Start of EXTRACT TO READ

Speeches

David Davis – 2005 Speech on Crime

Below is the text of the speech made by the then Shadow Home Affairs Spokesman, David Davis, at Conservative Central Office on 22nd April 2005.

Yesterday the Home Office announced that violent crime rose by 9 per cent. That’s not just a statistic, as everyone can see from today’s newspapers.

Mr Blair’s complacent response to the rise in violent crime is to say crime is falling and his Home Secretary even believes violent crime is falling.

That attitude is absolutely typical of Mr Blair’s behaviour over the last eight years. Try and manage the issue off the front pages with a blizzard of misleading denials.

Imagine five more years of it. Five more years of a prime minister who says crime is a figment of people’s imaginations, whose answer in his manifesto is to create a national victim network and dream up ‘eye catching initiatives.’

Imagine what our streets will be like five years time, with violent crime rising year after year.

The violence and lawlessness of some of Britain’s inner cities is already spreading to suburbs and market towns across the country. Bookham, Surrey. Staffordshire, Wiltshire, Gloucestershire, Yorkshire.

Let me tell Mr Blair straight. Life in Britain today is very different outside your security bubble.

Don’t let Mr Blair mislead you with his use of statistics. Burglaries have fallen as more people take steps to protect their property.

But people can’t physically protect themselves in the way they can protect their property and their cars with burglar alarms and immobilisers. A person cannot be immobilised except by locking themselves in their home – and turning the streets over to yobs, drugs dealers and muggers.

Violent crime is rising and Mr Blair has had eight years to stop it.

I would like to hang a placard around his neck with those words that everyone remembers and which propelled him to the leadership of the Labour party – ‘tough on crime, tough on the causes of crime.’ Because for Mr Blair, it’s all about what he says, not what he delivers.

Yesterday Mr Blair brushed aside the views of a policeman who asked him, ‘Why do you continually make my job harder by telling the general public that there are more police officers than there has ever been, when for every police officer you have put in the rank and file on the street, you have probably put another four in offices.’

No wonder the figures we are announcing today show the number of police resignations has more than doubled.

It was Charles Clarke who said that ‘the number of people leaving [the police service] may be taken as an indicator of morale’. I agree,

I’ve heard first-hand from police officers whose squads have had their ‘morale sapped’ by the burden of paperwork and who feel that they are ‘tied up in paperwork’.

End of EXTRACT TO READ
Start of INFORMATION PROVIDED

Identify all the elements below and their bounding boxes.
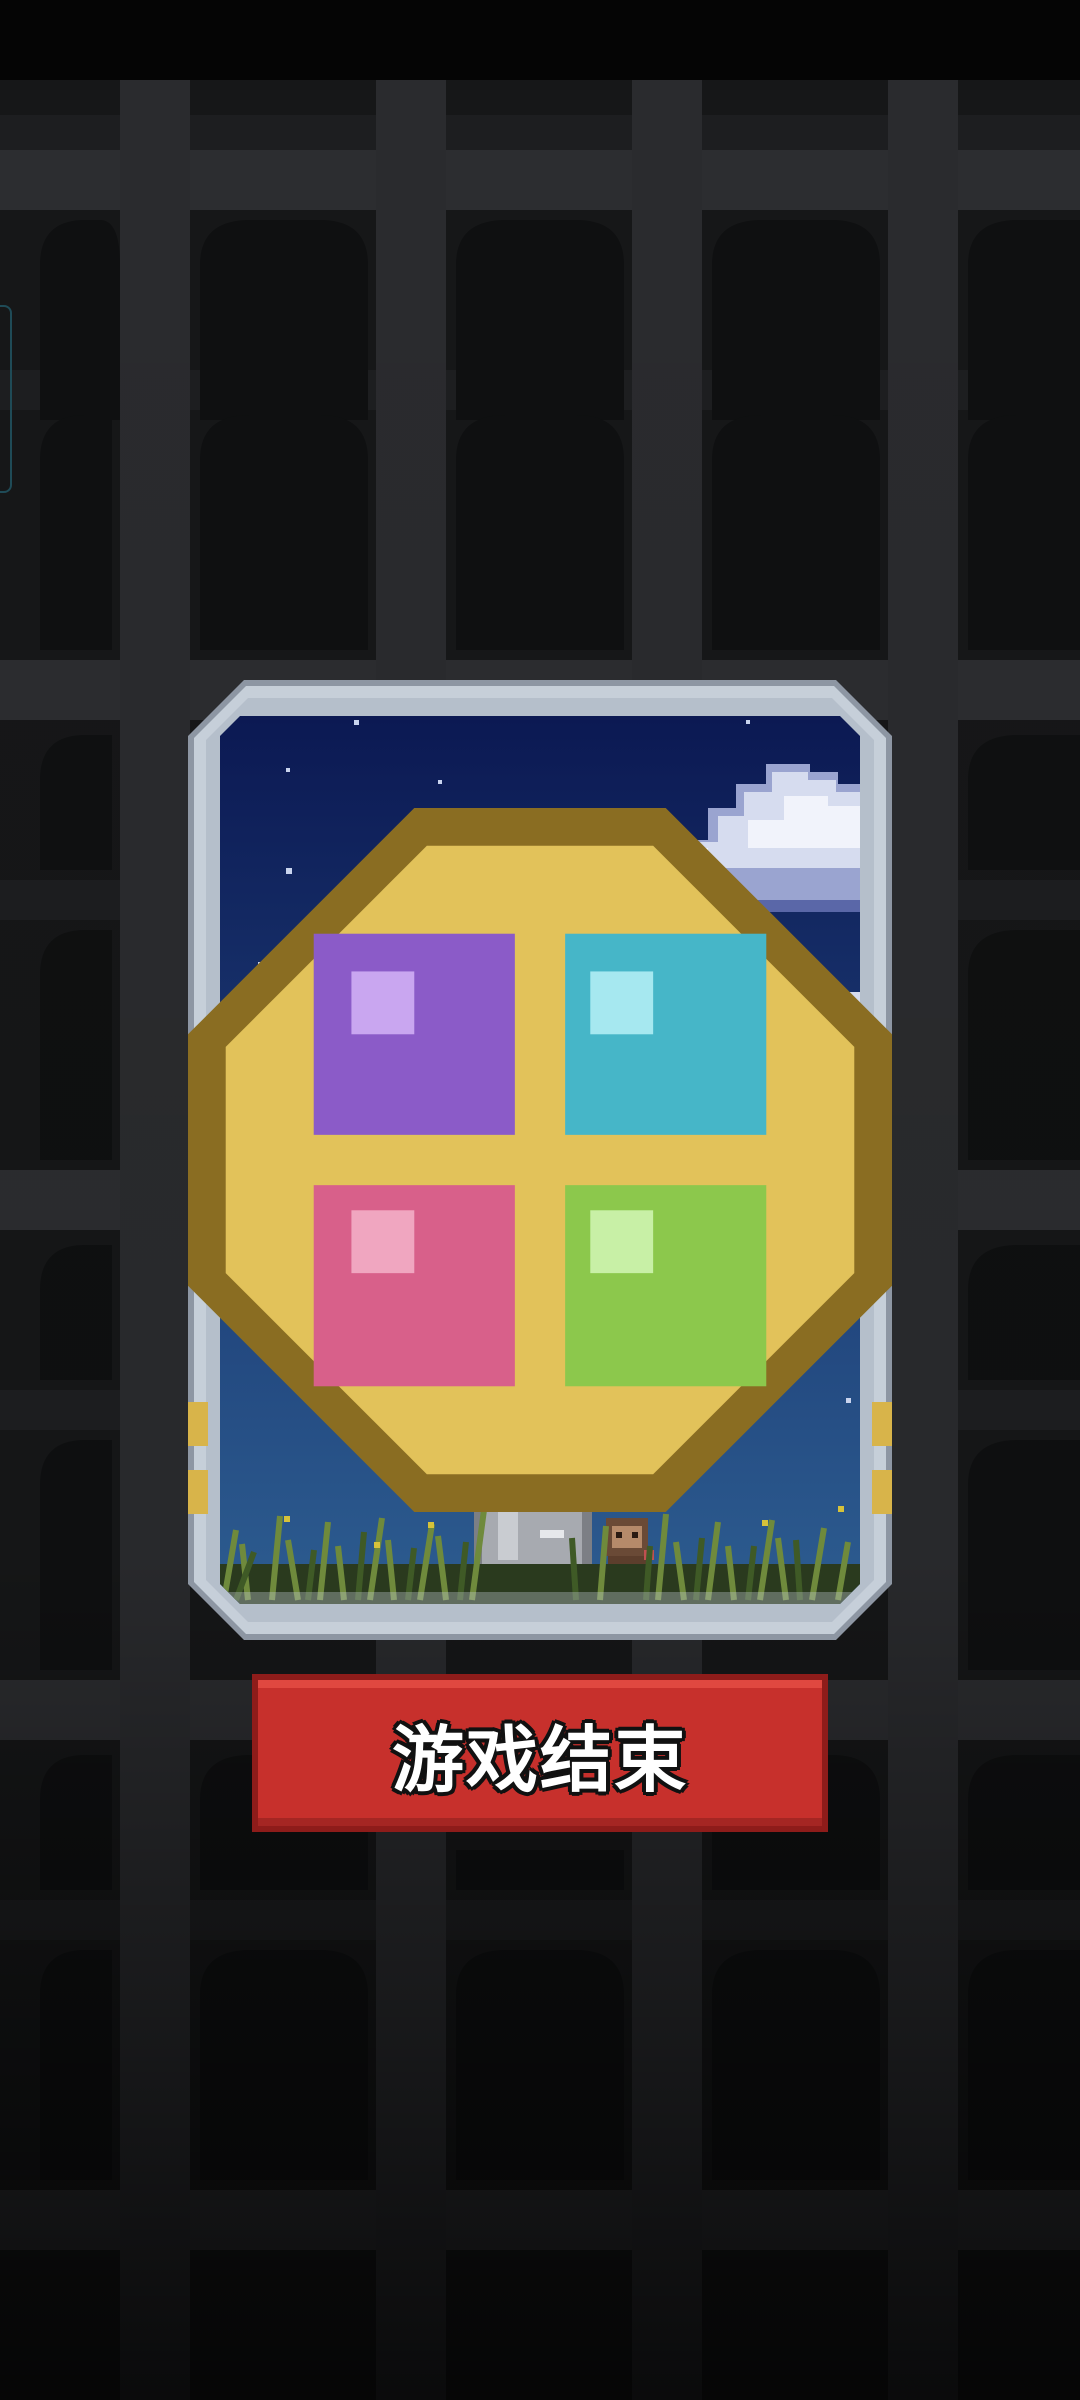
game-over-button[interactable]: 游戏结束 — [252, 1674, 828, 1832]
game-over-label: 游戏结束 — [391, 1717, 688, 1802]
character-portrait-card — [188, 680, 892, 1640]
four-gem-medallion-icon — [188, 808, 892, 1512]
game-over-screen: 游戏结束 — [0, 0, 1080, 2400]
side-drawer-tab[interactable] — [0, 305, 12, 493]
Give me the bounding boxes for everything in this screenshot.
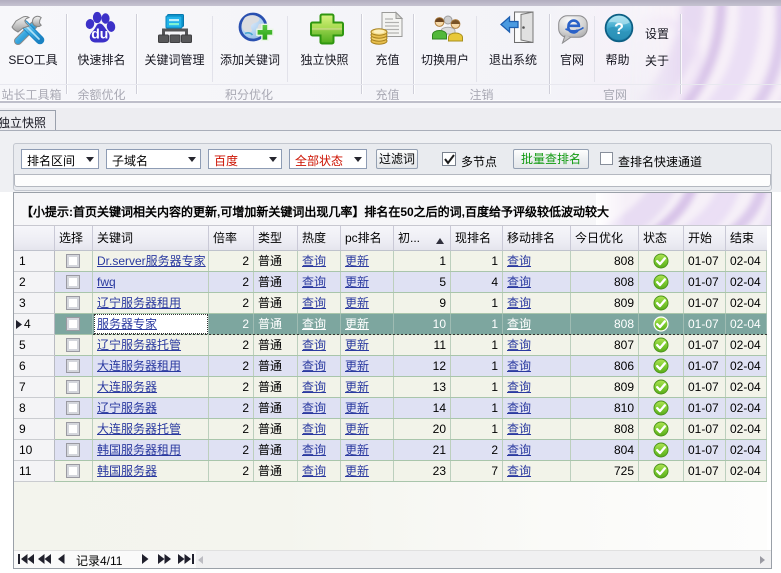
svg-text:?: ? xyxy=(614,21,624,38)
svg-text:du: du xyxy=(91,26,108,42)
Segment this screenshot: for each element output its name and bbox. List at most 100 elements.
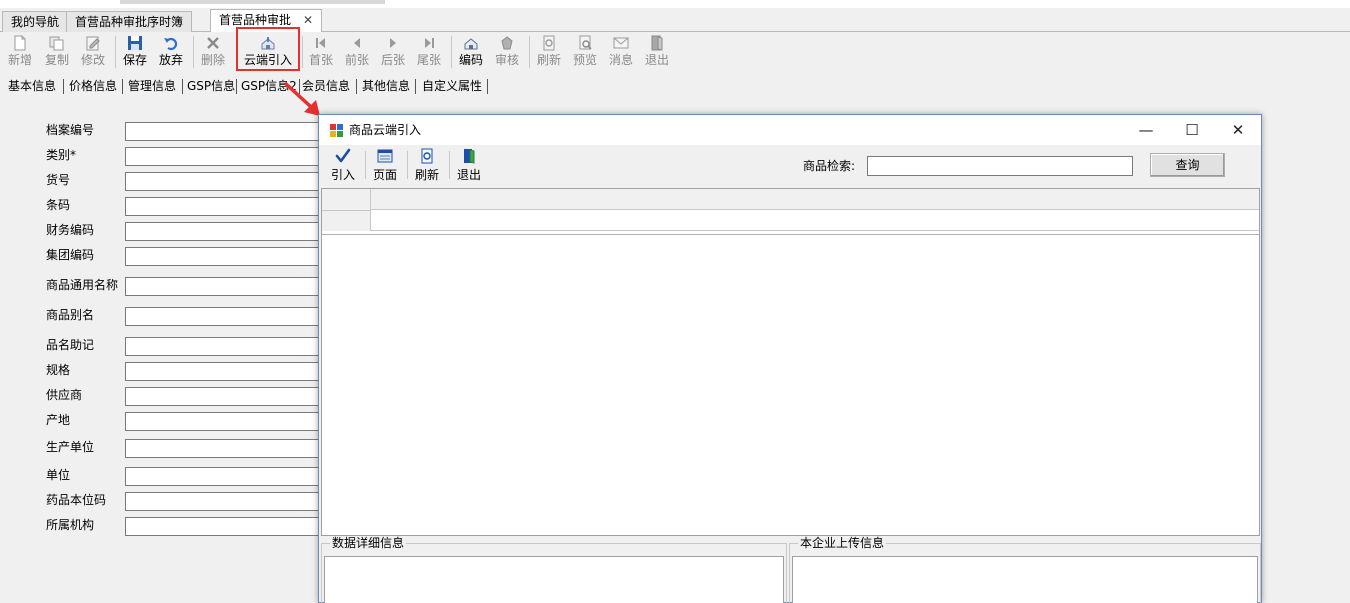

End of INFORMATION PROVIDED

YOUR INSTRUCTIONS — Pick up the 2005 speech on crime after its final sentence and carry it forward in the same voice.

ANSWER TO THE PROBLEM —
But then, it is no wonder that they feel like that when you consider that the Home Office is second guessing them at every step, and flooding their working day with paperwork.

The seven minute stop form will take up, if the Home Office’s figures are correct, the equivalent of an astonishing 3,000 man years per annum.

To people who fear walking down their own streets, this is absurd.

They want police on the beat catching criminals, not filling out forms.

Local communities will have control of how their policing works, so that the police pursue the priorities of the local community.

The police need to be accountable to their local communities, not a bureaucracy in Whitehall.

The decline of individual responsibility, the proliferation of so-called “human rights” and this Government’s failure to draw a clear distinction between right and wrong have left Britain powerless in the face of rising crime and disorder.

Drink and drugs are fuelling crime. What has Mr Blair done?

Over the last eight years consumption of alcohol has climbed by 16 per cent, much of that increase driven by the heavy drinking culture.

The number of people cautioned or found guilty for drunkenness has fallen by more than 15 per cent under Labour – down by 10,000 a year.

Labour have failed to deal with binge drinking, and now they want to make it even easier to get drunk 24 hours day.

They have already effectively decriminalised underage drinking.

Over 80 per cent fewer people are dealt with by the police for buying alcohol under the age of 18.

So after eight years, what grand new plans have did they announce yesterday to deal with this problem?

None. Earlier this week we launched our action plan to deal with binge drinking, setting out clearly what I think the solutions are.

They did not include CSOs, although I do think that they have a role to play, they are not the solution.

And they did not include Anti Social Behaviour Orders, which whilst they play a role, are not the solution.

As Theresa has explained drugs are at the root of most crime, and that is something that must be dealt with effectively.

Mr Blair has lost the war on drugs because he doesn’t believe drugs cause crime.

I will fight the war on drugs. That will actually mean something, compared to a Home Secretary who has managed to pledge that he has five top priorities in just five short months in the job.

We have a plan to tackle these problems head on.

First, the key to cutting crime is more police. And that is why when I become Home Secretary I will recruit an extra 5,000 police officers each year.

And once I’ve done that, instead of telling the police how to do their jobs, I’ll let them get on with it.

Second, we’ll cut paperwork. The stop form will go. Police need to be on the streets, not filling forms. That means we can put 3,000 more police on the streets at no extra cost to the taxpayer.

Third, we will make police accountable to their local communities and free them from central government bureaucracy, plans and targets.

Fourth, I will end the system that sees criminals being let out of prison before they have served even half of their sentence, criminals that have committed a further 4,500 crimes whilst on the scheme.

A Conservative Government will send a powerful signal that crime does not pay and criminals will be punished.

When people do commit crime then they need to be given a sentence that fits their crime.

Judges will set out minimum and maximum sentences, so that victims know where they stand and criminals will serve their proper sentences.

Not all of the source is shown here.